Exercise requirements: All records are to be retyped faithfully and completely.

****************

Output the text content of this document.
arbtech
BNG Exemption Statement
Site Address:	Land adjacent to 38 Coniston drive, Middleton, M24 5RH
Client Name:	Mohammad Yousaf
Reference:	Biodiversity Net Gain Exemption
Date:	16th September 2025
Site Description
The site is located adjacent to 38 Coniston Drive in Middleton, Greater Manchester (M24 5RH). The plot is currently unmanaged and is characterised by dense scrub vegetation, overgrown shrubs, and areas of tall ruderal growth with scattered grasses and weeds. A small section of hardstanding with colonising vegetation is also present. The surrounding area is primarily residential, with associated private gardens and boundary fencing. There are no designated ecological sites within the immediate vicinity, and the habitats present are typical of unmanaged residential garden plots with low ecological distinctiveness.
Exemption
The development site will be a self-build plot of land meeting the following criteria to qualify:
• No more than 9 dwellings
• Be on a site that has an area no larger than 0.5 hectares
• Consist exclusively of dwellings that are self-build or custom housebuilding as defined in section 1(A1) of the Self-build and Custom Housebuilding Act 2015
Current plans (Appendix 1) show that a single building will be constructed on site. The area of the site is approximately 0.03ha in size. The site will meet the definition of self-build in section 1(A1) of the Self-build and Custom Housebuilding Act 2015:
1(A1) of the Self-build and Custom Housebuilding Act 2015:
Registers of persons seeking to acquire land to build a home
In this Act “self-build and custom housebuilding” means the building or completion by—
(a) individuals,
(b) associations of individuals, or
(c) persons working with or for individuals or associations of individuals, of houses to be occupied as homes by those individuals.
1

****************

Full response:
Output the text content of this document.
arbtech
BNG Exemption Statement
Site Address:	Land adjacent to 38 Coniston drive, Middleton, M24 5RH
Client Name:	Mohammad Yousaf
Reference:	Biodiversity Net Gain Exemption
Date:	16th September 2025
Site Description
The site is located adjacent to 38 Coniston Drive in Middleton, Greater Manchester (M24 5RH). The plot is currently unmanaged and is characterised by dense scrub vegetation, overgrown shrubs, and areas of tall ruderal growth with scattered grasses and weeds. A small section of hardstanding with colonising vegetation is also present. The surrounding area is primarily residential, with associated private gardens and boundary fencing. There are no designated ecological sites within the immediate vicinity, and the habitats present are typical of unmanaged residential garden plots with low ecological distinctiveness.
Exemption
The development site will be a self-build plot of land meeting the following criteria to qualify:
• No more than 9 dwellings
• Be on a site that has an area no larger than 0.5 hectares
• Consist exclusively of dwellings that are self-build or custom housebuilding as defined in section 1(A1) of the Self-build and Custom Housebuilding Act 2015
Current plans (Appendix 1) show that a single building will be constructed on site. The area of the site is approximately 0.03ha in size. The site will meet the definition of self-build in section 1(A1) of the Self-build and Custom Housebuilding Act 2015:
1(A1) of the Self-build and Custom Housebuilding Act 2015:
Registers of persons seeking to acquire land to build a home
In this Act “self-build and custom housebuilding” means the building or completion by—
(a) individuals,
(b) associations of individuals, or
(c) persons working with or for individuals or associations of individuals, of houses to be occupied as homes by those individuals.
1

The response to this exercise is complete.